- PROBLEM DESCRIPTION:
In the listing below, find every line containing "Slice" and copy it out.

- LISTED ENTRIES:
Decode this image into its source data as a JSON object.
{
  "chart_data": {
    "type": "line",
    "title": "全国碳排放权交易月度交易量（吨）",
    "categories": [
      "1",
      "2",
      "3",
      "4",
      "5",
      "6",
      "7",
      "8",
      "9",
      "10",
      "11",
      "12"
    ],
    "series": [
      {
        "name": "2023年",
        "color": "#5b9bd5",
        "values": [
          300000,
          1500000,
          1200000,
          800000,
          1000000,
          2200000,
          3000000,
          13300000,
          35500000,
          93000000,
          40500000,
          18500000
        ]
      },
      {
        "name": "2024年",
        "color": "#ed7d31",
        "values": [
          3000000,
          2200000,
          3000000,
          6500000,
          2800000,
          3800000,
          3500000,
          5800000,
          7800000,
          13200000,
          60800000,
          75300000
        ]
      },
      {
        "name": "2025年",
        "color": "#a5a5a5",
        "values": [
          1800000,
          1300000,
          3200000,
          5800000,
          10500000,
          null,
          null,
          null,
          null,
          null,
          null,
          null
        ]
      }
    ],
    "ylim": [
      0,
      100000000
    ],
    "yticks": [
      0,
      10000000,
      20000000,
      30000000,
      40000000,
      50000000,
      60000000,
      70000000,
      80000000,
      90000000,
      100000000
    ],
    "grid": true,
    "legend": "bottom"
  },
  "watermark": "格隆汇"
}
==
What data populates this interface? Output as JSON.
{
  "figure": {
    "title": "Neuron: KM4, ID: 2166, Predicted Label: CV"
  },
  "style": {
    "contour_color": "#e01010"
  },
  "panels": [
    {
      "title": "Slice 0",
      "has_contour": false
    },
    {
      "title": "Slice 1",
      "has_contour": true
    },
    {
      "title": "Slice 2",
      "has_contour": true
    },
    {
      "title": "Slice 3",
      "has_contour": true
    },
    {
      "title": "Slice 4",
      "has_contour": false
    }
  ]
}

- WRITTEN RESPONSE:
      "title": "Slice 0",
      "title": "Slice 1",
      "title": "Slice 2",
      "title": "Slice 3",
      "title": "Slice 4",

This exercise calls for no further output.